• _GIVEN REQUEST_
Check every line for the word "this" and give the number of lines where it occurs, nothing else.

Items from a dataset
****************************************
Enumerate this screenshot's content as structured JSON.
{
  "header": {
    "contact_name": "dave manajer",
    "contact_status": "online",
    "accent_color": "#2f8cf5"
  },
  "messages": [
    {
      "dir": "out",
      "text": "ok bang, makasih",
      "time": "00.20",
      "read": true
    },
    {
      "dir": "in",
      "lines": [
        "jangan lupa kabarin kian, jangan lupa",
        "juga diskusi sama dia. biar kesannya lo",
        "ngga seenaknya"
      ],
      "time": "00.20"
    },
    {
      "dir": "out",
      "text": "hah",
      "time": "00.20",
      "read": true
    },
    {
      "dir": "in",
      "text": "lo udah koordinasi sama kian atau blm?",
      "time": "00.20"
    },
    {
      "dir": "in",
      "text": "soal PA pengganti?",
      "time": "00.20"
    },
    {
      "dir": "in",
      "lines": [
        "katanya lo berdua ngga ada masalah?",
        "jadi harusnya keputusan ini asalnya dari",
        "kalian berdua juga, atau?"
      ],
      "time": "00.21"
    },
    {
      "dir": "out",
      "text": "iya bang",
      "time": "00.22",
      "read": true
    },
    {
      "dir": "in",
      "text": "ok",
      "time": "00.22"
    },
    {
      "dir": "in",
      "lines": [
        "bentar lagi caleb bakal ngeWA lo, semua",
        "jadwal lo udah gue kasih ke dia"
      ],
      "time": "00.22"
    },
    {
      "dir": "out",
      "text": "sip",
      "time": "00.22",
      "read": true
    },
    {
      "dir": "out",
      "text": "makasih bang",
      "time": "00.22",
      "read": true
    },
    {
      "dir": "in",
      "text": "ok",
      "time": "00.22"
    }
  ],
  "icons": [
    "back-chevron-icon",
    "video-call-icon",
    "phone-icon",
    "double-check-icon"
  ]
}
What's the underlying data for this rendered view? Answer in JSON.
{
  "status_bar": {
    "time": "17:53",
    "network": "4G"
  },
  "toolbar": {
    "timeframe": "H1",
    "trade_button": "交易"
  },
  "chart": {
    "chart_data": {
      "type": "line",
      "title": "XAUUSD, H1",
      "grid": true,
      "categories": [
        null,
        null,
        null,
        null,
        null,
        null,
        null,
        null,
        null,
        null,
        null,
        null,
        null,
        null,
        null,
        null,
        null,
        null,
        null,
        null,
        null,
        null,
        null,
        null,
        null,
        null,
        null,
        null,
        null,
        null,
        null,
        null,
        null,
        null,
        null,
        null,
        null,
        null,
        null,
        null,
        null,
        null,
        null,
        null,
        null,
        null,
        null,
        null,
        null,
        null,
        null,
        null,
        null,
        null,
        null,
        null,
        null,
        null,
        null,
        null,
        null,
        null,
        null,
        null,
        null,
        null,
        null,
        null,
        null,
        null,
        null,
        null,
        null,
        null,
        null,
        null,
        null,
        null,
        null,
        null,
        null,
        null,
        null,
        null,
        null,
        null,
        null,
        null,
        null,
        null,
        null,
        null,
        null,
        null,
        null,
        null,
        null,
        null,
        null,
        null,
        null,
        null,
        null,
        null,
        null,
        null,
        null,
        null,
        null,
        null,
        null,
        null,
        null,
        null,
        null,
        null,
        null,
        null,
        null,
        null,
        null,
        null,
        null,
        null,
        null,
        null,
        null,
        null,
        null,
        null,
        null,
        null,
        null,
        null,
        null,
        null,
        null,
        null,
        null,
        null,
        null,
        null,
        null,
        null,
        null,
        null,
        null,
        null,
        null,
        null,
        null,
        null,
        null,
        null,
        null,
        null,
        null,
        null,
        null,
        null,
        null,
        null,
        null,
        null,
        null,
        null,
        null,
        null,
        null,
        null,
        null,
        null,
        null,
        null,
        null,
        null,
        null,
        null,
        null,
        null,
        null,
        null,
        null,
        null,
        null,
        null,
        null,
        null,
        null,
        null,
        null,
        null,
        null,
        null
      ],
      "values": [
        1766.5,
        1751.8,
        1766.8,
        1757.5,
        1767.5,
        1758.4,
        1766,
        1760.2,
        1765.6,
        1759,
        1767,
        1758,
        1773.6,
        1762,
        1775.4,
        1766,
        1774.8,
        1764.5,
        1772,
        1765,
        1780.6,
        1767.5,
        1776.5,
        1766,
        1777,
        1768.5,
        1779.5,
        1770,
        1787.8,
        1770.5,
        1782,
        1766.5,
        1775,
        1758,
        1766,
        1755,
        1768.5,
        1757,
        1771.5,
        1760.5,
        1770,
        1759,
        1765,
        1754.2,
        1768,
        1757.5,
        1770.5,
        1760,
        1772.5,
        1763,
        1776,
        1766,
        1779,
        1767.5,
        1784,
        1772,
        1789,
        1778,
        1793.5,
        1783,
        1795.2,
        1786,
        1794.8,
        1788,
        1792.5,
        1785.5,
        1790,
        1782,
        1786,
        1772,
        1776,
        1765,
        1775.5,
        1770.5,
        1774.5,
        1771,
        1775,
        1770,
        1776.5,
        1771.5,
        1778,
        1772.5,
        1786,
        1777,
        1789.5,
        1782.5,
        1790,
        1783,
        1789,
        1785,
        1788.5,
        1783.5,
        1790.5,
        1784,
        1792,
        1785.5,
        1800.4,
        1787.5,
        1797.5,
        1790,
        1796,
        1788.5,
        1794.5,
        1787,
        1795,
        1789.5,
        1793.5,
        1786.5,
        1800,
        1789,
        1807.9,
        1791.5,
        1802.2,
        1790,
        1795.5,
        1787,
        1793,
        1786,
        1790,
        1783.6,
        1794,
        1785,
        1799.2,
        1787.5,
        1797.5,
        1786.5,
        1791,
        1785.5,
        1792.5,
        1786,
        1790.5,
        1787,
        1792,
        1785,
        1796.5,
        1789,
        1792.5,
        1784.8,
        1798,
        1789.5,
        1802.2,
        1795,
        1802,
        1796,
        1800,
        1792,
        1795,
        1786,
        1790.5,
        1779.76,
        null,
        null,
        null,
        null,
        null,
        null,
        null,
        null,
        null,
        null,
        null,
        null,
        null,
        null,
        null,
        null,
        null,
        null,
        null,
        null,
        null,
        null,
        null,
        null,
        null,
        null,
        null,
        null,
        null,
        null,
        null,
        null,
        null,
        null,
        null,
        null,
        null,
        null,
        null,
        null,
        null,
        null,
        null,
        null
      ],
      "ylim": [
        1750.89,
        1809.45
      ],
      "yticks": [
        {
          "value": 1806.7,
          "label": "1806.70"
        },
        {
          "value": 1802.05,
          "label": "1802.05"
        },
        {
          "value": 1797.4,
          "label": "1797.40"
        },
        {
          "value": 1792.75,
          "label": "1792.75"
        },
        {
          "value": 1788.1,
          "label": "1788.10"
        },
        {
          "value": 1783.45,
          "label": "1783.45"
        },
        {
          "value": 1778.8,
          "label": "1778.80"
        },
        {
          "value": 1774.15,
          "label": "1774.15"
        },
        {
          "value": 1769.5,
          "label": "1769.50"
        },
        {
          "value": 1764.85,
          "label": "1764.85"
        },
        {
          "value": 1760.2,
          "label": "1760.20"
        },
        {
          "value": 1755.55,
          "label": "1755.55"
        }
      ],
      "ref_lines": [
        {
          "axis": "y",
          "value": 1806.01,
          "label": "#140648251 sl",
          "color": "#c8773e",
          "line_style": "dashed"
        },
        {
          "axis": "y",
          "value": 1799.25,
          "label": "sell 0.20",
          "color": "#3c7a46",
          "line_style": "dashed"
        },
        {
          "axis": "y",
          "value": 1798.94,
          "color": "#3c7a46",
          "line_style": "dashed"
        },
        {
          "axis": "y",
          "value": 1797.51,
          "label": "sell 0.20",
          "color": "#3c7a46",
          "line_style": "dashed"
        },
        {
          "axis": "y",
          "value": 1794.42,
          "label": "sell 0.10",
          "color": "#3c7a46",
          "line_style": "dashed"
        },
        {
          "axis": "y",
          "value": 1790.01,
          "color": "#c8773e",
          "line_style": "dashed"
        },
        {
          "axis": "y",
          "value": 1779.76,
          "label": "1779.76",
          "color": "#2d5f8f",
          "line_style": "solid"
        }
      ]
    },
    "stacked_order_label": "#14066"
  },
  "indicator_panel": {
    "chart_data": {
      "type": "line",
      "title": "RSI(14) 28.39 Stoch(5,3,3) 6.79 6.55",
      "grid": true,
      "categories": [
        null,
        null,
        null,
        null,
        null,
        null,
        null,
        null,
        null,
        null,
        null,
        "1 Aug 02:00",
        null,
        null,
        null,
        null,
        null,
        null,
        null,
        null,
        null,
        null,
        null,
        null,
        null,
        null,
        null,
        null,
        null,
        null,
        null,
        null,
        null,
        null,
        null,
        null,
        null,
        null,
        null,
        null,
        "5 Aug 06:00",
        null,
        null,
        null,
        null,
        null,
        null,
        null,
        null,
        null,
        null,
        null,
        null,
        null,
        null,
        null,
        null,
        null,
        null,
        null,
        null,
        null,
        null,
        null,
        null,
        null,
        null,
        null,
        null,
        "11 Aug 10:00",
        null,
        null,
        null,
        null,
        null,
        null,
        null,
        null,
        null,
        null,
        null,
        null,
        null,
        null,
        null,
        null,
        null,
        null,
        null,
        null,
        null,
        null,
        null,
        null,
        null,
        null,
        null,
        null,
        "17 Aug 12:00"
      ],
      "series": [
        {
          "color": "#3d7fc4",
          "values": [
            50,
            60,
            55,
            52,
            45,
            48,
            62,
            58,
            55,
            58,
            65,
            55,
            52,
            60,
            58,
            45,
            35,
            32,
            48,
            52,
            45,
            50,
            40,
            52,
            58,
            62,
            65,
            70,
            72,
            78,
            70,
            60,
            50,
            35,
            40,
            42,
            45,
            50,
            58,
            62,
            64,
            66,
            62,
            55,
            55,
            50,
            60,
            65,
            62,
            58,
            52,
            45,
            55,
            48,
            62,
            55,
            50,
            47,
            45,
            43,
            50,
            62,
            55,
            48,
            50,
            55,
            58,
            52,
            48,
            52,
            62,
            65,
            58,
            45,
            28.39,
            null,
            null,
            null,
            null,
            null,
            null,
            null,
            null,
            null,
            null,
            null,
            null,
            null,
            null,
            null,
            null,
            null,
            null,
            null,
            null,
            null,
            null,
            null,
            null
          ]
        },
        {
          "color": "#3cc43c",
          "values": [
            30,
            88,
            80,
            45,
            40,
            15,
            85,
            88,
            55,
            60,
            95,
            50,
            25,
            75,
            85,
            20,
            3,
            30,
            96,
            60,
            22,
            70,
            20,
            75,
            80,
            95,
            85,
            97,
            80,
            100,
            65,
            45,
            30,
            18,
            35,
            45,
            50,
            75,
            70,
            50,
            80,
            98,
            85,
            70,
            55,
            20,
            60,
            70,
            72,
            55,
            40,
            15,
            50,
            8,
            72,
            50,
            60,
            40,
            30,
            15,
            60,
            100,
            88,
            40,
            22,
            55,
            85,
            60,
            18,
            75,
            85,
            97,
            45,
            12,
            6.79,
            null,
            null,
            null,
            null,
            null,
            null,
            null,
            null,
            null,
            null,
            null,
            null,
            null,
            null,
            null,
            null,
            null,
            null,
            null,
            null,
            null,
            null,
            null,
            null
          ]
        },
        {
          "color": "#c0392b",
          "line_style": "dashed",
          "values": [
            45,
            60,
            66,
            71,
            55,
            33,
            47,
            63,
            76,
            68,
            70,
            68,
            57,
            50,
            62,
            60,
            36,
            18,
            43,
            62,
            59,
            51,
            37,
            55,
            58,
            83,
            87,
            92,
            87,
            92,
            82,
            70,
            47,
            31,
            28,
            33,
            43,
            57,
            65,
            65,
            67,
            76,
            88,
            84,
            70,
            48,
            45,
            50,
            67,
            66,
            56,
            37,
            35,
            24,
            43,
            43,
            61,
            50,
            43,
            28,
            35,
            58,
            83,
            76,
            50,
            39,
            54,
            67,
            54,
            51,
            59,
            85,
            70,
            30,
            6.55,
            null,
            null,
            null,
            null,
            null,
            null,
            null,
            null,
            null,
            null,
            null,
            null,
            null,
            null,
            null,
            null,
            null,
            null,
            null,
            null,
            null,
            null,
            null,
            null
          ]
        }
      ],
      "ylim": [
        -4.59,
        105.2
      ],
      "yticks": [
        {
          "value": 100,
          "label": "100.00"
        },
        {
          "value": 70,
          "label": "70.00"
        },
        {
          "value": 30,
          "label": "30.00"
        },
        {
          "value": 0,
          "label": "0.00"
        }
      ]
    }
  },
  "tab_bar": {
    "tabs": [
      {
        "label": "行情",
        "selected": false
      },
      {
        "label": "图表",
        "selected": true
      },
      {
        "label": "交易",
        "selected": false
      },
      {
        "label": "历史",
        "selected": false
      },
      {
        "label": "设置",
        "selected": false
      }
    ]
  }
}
****************************************
• _CORRECT RESULT_
2